The exercise asks for every line of the data to be reproduced exactly.

─── Materials provided

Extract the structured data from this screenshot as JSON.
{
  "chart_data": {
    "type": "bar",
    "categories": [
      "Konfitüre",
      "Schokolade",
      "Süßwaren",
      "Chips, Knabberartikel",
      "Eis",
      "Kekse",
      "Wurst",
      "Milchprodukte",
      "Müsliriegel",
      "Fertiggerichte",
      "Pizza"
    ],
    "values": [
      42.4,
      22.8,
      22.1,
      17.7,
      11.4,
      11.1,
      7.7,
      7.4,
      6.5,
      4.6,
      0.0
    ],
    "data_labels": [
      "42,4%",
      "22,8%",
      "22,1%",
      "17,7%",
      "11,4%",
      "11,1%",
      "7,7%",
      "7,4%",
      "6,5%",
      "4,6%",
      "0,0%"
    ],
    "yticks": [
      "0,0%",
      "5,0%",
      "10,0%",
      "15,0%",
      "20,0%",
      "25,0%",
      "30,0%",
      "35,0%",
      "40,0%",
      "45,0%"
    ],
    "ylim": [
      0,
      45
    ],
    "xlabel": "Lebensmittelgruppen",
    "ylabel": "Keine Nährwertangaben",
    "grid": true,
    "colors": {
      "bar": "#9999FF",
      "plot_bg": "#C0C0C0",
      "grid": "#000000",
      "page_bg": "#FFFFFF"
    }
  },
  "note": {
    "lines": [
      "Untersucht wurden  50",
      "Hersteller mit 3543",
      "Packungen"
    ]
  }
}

──────

# Written response:
Extract the structured data from this screenshot as JSON.
{
  "chart_data": {
    "type": "bar",
    "categories": [
      "Konfitüre",
      "Schokolade",
      "Süßwaren",
      "Chips, Knabberartikel",
      "Eis",
      "Kekse",
      "Wurst",
      "Milchprodukte",
      "Müsliriegel",
      "Fertiggerichte",
      "Pizza"
    ],
    "values": [
      42.4,
      22.8,
      22.1,
      17.7,
      11.4,
      11.1,
      7.7,
      7.4,
      6.5,
      4.6,
      0.0
    ],
    "data_labels": [
      "42,4%",
      "22,8%",
      "22,1%",
      "17,7%",
      "11,4%",
      "11,1%",
      "7,7%",
      "7,4%",
      "6,5%",
      "4,6%",
      "0,0%"
    ],
    "yticks": [
      "0,0%",
      "5,0%",
      "10,0%",
      "15,0%",
      "20,0%",
      "25,0%",
      "30,0%",
      "35,0%",
      "40,0%",
      "45,0%"
    ],
    "ylim": [
      0,
      45
    ],
    "xlabel": "Lebensmittelgruppen",
    "ylabel": "Keine Nährwertangaben",
    "grid": true,
    "colors": {
      "bar": "#9999FF",
      "plot_bg": "#C0C0C0",
      "grid": "#000000",
      "page_bg": "#FFFFFF"
    }
  },
  "note": {
    "lines": [
      "Untersucht wurden  50",
      "Hersteller mit 3543",
      "Packungen"
    ]
  }
}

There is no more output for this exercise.